THE REQUEST:
Check each line of the material below for "Signet", then copy the ones that contain it.

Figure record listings

[Start]

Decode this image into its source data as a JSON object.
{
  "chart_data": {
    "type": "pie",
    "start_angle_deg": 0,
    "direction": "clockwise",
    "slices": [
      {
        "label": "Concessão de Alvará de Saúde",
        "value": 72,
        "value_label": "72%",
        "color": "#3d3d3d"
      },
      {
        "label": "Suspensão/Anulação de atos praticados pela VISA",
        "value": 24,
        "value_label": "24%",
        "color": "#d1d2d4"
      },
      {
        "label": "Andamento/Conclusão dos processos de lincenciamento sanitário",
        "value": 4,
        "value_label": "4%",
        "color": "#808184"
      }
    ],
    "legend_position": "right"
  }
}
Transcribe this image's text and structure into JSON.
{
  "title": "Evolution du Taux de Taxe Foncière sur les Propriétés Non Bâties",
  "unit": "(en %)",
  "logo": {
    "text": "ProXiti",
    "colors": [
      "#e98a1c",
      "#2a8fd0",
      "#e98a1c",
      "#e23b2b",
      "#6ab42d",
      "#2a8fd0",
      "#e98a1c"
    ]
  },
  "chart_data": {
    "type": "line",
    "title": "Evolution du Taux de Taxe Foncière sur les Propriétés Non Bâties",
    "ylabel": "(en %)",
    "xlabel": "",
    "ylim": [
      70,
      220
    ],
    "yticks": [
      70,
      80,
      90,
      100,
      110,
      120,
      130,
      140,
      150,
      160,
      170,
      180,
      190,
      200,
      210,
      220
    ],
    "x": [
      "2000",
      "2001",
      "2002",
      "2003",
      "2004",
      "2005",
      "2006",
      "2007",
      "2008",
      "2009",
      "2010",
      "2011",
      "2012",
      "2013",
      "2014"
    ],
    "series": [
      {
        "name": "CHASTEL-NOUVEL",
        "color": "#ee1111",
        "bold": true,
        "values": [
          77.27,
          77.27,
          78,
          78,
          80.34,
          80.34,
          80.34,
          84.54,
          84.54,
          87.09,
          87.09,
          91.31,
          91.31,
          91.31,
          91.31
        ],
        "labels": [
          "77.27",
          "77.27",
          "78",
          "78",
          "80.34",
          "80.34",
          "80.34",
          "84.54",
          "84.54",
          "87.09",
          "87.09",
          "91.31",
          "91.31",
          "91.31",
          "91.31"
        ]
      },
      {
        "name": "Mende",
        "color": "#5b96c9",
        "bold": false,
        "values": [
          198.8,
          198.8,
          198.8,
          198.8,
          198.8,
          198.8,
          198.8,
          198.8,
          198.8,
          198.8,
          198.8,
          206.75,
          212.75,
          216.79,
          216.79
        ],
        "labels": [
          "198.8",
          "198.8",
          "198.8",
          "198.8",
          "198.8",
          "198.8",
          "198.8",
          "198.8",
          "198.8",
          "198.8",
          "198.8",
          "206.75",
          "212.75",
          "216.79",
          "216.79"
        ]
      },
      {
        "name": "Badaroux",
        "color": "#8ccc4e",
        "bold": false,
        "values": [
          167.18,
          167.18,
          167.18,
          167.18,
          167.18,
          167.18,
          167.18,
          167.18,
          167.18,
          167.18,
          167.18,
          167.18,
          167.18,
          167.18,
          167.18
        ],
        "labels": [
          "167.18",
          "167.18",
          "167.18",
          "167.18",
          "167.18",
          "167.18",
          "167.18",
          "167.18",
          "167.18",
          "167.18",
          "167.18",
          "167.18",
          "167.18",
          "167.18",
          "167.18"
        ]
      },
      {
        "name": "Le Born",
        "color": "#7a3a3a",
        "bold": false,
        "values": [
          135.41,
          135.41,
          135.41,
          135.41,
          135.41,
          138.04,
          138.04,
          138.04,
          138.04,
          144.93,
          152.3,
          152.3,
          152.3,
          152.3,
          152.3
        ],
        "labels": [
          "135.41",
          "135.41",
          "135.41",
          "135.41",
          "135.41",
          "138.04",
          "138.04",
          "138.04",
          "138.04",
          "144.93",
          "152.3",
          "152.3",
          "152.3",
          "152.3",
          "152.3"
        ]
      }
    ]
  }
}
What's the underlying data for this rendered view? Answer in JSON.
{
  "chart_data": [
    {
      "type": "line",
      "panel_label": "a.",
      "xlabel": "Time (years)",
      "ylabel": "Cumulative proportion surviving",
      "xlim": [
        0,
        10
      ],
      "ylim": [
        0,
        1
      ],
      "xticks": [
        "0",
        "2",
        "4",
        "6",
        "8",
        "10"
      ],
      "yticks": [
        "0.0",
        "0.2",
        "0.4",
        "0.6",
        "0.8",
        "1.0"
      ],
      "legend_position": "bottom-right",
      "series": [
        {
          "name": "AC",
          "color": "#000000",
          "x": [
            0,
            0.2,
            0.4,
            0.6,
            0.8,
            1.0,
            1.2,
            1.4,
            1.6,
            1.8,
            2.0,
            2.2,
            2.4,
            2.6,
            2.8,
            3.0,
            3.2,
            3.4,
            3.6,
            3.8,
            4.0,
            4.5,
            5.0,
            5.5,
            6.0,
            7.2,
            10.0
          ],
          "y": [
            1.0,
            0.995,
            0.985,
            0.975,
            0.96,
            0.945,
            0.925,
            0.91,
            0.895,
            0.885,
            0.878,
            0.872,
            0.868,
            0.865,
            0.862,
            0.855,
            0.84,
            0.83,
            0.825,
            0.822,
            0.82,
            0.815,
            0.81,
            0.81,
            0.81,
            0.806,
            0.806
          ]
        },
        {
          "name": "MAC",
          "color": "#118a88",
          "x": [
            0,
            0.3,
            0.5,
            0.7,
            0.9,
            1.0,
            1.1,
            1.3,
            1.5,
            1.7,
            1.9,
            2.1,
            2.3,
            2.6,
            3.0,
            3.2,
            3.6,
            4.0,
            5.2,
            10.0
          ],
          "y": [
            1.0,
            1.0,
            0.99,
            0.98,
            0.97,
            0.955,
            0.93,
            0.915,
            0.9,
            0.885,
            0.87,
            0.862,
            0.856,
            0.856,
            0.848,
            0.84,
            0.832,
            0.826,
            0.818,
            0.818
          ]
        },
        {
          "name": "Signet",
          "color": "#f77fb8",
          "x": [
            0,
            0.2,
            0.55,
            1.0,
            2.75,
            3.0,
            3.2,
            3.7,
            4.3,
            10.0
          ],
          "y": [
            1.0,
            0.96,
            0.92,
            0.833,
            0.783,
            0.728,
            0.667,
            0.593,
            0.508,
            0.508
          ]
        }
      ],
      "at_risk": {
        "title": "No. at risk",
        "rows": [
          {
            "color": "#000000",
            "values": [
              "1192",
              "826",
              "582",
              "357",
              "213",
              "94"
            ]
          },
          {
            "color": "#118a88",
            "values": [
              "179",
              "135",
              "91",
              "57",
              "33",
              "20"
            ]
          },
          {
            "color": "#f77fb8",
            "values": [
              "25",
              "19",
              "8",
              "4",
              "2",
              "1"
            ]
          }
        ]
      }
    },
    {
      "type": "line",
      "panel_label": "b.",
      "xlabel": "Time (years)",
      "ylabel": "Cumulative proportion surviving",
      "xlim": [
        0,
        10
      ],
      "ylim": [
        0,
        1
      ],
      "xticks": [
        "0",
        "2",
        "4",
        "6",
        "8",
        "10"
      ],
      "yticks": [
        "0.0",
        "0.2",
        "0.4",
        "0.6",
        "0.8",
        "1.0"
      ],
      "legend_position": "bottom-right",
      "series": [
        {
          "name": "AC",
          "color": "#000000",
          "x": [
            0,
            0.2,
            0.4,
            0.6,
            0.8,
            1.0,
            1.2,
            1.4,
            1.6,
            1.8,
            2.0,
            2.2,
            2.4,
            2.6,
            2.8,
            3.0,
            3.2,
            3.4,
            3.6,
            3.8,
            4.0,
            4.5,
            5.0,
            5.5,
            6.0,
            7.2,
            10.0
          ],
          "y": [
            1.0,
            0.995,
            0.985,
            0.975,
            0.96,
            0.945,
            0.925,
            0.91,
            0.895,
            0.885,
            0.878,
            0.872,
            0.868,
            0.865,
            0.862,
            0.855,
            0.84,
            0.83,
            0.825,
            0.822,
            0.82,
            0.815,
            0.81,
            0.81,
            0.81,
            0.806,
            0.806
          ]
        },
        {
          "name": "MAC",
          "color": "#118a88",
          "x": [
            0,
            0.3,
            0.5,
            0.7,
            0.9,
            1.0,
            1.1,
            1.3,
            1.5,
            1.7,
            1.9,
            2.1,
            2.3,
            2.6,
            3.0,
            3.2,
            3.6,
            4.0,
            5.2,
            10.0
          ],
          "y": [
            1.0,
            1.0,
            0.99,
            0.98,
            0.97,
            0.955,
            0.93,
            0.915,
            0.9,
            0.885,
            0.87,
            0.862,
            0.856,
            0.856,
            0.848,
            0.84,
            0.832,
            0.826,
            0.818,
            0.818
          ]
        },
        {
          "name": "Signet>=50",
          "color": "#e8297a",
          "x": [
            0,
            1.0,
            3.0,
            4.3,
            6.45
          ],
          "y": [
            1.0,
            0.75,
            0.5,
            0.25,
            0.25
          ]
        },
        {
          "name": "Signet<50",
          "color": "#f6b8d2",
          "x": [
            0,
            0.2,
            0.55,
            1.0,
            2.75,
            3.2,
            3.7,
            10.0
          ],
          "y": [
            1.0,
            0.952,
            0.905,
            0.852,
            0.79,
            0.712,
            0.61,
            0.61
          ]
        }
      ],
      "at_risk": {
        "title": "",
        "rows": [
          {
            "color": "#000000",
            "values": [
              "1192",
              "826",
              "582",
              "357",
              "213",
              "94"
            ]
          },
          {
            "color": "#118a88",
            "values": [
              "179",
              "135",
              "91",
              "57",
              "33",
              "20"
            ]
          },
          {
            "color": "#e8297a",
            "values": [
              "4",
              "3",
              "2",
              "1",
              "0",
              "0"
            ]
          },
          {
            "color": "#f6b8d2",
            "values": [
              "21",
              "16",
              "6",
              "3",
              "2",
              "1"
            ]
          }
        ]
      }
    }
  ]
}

[End]

COMPLETE RESPONSE:
          "name": "Signet",
          "name": "Signet>=50",
          "name": "Signet<50",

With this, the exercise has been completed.